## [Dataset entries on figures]
● ● ● ●
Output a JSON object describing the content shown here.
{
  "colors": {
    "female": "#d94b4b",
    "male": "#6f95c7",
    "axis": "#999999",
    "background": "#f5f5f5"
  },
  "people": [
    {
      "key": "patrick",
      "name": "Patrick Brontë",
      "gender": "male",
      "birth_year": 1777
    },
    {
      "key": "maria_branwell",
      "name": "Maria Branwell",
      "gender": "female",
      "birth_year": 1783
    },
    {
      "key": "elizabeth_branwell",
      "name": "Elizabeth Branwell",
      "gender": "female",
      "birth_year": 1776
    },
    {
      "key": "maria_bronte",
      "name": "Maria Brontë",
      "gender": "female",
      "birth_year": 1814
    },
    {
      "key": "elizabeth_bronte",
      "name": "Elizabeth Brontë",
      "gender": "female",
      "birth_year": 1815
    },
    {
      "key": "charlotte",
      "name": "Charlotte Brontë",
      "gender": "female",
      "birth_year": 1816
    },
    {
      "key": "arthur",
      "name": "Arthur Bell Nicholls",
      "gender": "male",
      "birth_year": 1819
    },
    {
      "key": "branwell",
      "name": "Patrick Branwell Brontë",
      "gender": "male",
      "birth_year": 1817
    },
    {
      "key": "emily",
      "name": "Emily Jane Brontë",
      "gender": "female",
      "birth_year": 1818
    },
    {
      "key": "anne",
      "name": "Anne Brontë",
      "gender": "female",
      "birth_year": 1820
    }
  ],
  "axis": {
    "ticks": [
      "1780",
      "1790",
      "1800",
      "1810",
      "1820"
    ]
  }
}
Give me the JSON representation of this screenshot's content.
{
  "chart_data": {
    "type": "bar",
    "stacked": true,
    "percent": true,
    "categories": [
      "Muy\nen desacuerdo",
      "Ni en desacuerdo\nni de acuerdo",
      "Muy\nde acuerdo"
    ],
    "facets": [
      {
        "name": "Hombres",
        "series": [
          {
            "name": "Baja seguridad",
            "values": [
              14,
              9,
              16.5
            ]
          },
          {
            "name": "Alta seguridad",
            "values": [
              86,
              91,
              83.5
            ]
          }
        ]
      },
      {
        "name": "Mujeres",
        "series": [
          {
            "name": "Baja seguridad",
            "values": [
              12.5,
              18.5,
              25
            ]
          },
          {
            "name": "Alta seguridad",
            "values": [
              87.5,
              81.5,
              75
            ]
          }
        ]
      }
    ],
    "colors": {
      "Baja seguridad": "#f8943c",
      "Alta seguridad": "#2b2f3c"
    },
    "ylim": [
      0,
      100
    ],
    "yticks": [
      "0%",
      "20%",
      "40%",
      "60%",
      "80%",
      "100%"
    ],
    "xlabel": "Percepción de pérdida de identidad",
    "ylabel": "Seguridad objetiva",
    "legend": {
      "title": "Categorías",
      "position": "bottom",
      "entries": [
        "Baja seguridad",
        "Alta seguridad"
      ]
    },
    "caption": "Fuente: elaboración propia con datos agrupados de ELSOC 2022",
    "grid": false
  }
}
● ● ● ●
## [OBJECTIVE]
Beginning at the line that holds "Give me the", write out word for word each line through the end of the records.

## [SOLUTION]
Give me the JSON representation of this screenshot's content.
{
  "chart_data": {
    "type": "bar",
    "stacked": true,
    "percent": true,
    "categories": [
      "Muy\nen desacuerdo",
      "Ni en desacuerdo\nni de acuerdo",
      "Muy\nde acuerdo"
    ],
    "facets": [
      {
        "name": "Hombres",
        "series": [
          {
            "name": "Baja seguridad",
            "values": [
              14,
              9,
              16.5
            ]
          },
          {
            "name": "Alta seguridad",
            "values": [
              86,
              91,
              83.5
            ]
          }
        ]
      },
      {
        "name": "Mujeres",
        "series": [
          {
            "name": "Baja seguridad",
            "values": [
              12.5,
              18.5,
              25
            ]
          },
          {
            "name": "Alta seguridad",
            "values": [
              87.5,
              81.5,
              75
            ]
          }
        ]
      }
    ],
    "colors": {
      "Baja seguridad": "#f8943c",
      "Alta seguridad": "#2b2f3c"
    },
    "ylim": [
      0,
      100
    ],
    "yticks": [
      "0%",
      "20%",
      "40%",
      "60%",
      "80%",
      "100%"
    ],
    "xlabel": "Percepción de pérdida de identidad",
    "ylabel": "Seguridad objetiva",
    "legend": {
      "title": "Categorías",
      "position": "bottom",
      "entries": [
        "Baja seguridad",
        "Alta seguridad"
      ]
    },
    "caption": "Fuente: elaboración propia con datos agrupados de ELSOC 2022",
    "grid": false
  }
}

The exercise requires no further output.